[Stored data]
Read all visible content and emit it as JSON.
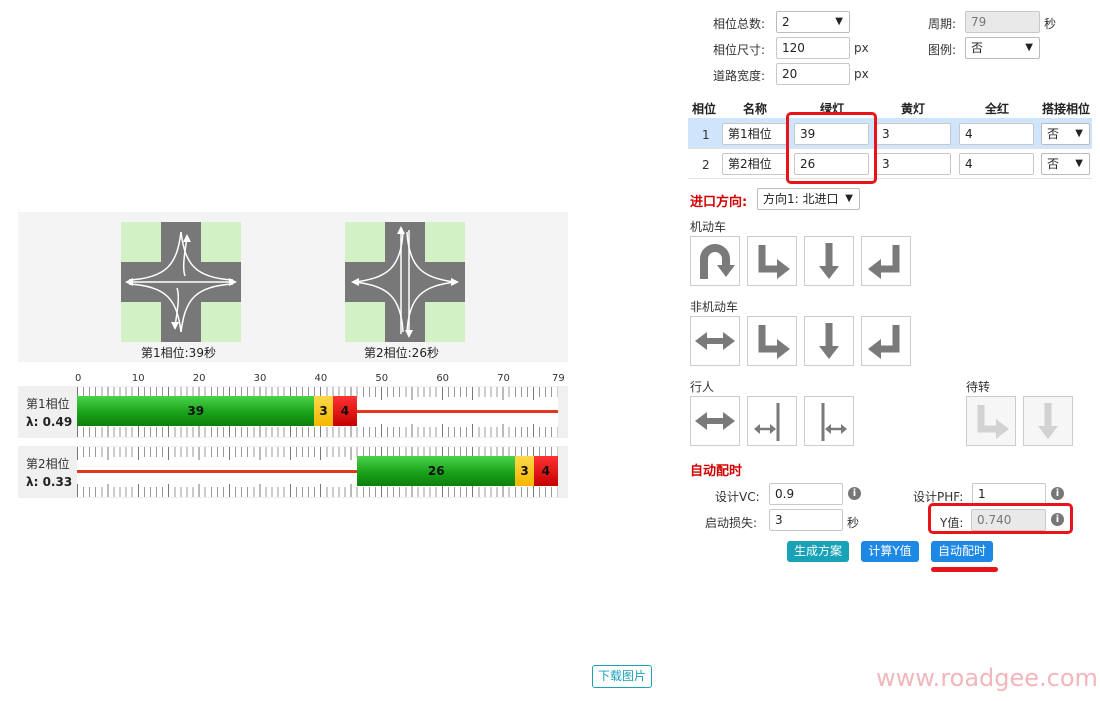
{
  "settings": {
    "phase_count_label": "相位总数:",
    "phase_count_value": "2",
    "cycle_label": "周期:",
    "cycle_value": "79",
    "cycle_unit": "秒",
    "phase_size_label": "相位尺寸:",
    "phase_size_value": "120",
    "phase_size_unit": "px",
    "legend_label": "图例:",
    "legend_value": "否",
    "road_width_label": "道路宽度:",
    "road_width_value": "20",
    "road_width_unit": "px"
  },
  "phase_table": {
    "headers": [
      "相位",
      "名称",
      "绿灯",
      "黄灯",
      "全红",
      "搭接相位"
    ],
    "rows": [
      {
        "num": "1",
        "name": "第1相位",
        "green": "39",
        "yellow": "3",
        "allred": "4",
        "overlap": "否"
      },
      {
        "num": "2",
        "name": "第2相位",
        "green": "26",
        "yellow": "3",
        "allred": "4",
        "overlap": "否"
      }
    ]
  },
  "approach": {
    "label": "进口方向:",
    "value": "方向1: 北进口"
  },
  "movements": {
    "motor_label": "机动车",
    "nonmotor_label": "非机动车",
    "ped_label": "行人",
    "wait_label": "待转"
  },
  "auto": {
    "title": "自动配时",
    "vc_label": "设计VC:",
    "vc_value": "0.9",
    "phf_label": "设计PHF:",
    "phf_value": "1",
    "loss_label": "启动损失:",
    "loss_value": "3",
    "loss_unit": "秒",
    "y_label": "Y值:",
    "y_value": "0.740",
    "btn_generate": "生成方案",
    "btn_calc_y": "计算Y值",
    "btn_auto": "自动配时"
  },
  "diagram": {
    "phase1_caption": "第1相位:39秒",
    "phase2_caption": "第2相位:26秒"
  },
  "timing": {
    "axis_ticks": [
      "0",
      "10",
      "20",
      "30",
      "40",
      "50",
      "60",
      "70",
      "79"
    ],
    "rows": [
      {
        "label": "第1相位",
        "lambda": "λ: 0.49",
        "start": 0,
        "green": 39,
        "yellow": 3,
        "red": 4
      },
      {
        "label": "第2相位",
        "lambda": "λ: 0.33",
        "start": 46,
        "green": 26,
        "yellow": 3,
        "red": 4
      }
    ],
    "cycle": 79
  },
  "download_label": "下载图片",
  "watermark": "www.roadgee.com",
  "colors": {
    "accent_teal": "#17a2b8",
    "accent_blue": "#1e88e5",
    "highlight": "#e8141b"
  }
}
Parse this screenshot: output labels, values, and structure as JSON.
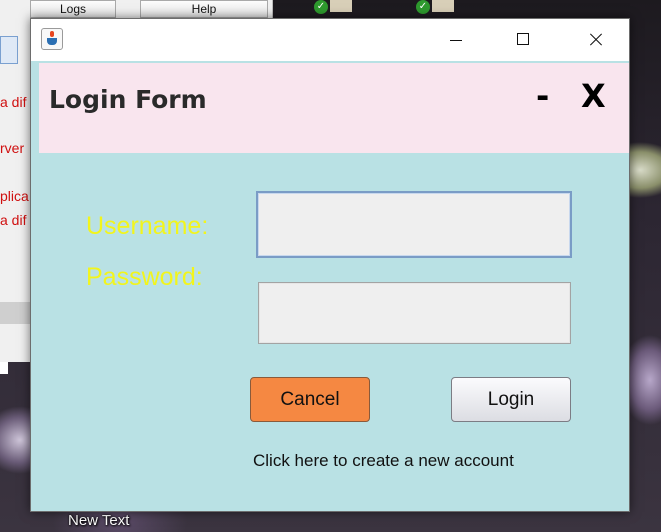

- **Problem requirements**: Repeat the material above word for word, please, apart from its images.

- **Complete answer**:
Read all visible content and emit it as JSON.
{
  "settings": {
    "phase_count_label": "相位总数:",
    "phase_count_value": "2",
    "cycle_label": "周期:",
    "cycle_value": "79",
    "cycle_unit": "秒",
    "phase_size_label": "相位尺寸:",
    "phase_size_value": "120",
    "phase_size_unit": "px",
    "legend_label": "图例:",
    "legend_value": "否",
    "road_width_label": "道路宽度:",
    "road_width_value": "20",
    "road_width_unit": "px"
  },
  "phase_table": {
    "headers": [
      "相位",
      "名称",
      "绿灯",
      "黄灯",
      "全红",
      "搭接相位"
    ],
    "rows": [
      {
        "num": "1",
        "name": "第1相位",
        "green": "39",
        "yellow": "3",
        "allred": "4",
        "overlap": "否"
      },
      {
        "num": "2",
        "name": "第2相位",
        "green": "26",
        "yellow": "3",
        "allred": "4",
        "overlap": "否"
      }
    ]
  },
  "approach": {
    "label": "进口方向:",
    "value": "方向1: 北进口"
  },
  "movements": {
    "motor_label": "机动车",
    "nonmotor_label": "非机动车",
    "ped_label": "行人",
    "wait_label": "待转"
  },
  "auto": {
    "title": "自动配时",
    "vc_label": "设计VC:",
    "vc_value": "0.9",
    "phf_label": "设计PHF:",
    "phf_value": "1",
    "loss_label": "启动损失:",
    "loss_value": "3",
    "loss_unit": "秒",
    "y_label": "Y值:",
    "y_value": "0.740",
    "btn_generate": "生成方案",
    "btn_calc_y": "计算Y值",
    "btn_auto": "自动配时"
  },
  "diagram": {
    "phase1_caption": "第1相位:39秒",
    "phase2_caption": "第2相位:26秒"
  },
  "timing": {
    "axis_ticks": [
      "0",
      "10",
      "20",
      "30",
      "40",
      "50",
      "60",
      "70",
      "79"
    ],
    "rows": [
      {
        "label": "第1相位",
        "lambda": "λ: 0.49",
        "start": 0,
        "green": 39,
        "yellow": 3,
        "red": 4
      },
      {
        "label": "第2相位",
        "lambda": "λ: 0.33",
        "start": 46,
        "green": 26,
        "yellow": 3,
        "red": 4
      }
    ],
    "cycle": 79
  },
  "download_label": "下载图片",
  "watermark": "www.roadgee.com",
  "colors": {
    "accent_teal": "#17a2b8",
    "accent_blue": "#1e88e5",
    "highlight": "#e8141b"
  }
}
Parse this screenshot: output labels, values, and structure as JSON.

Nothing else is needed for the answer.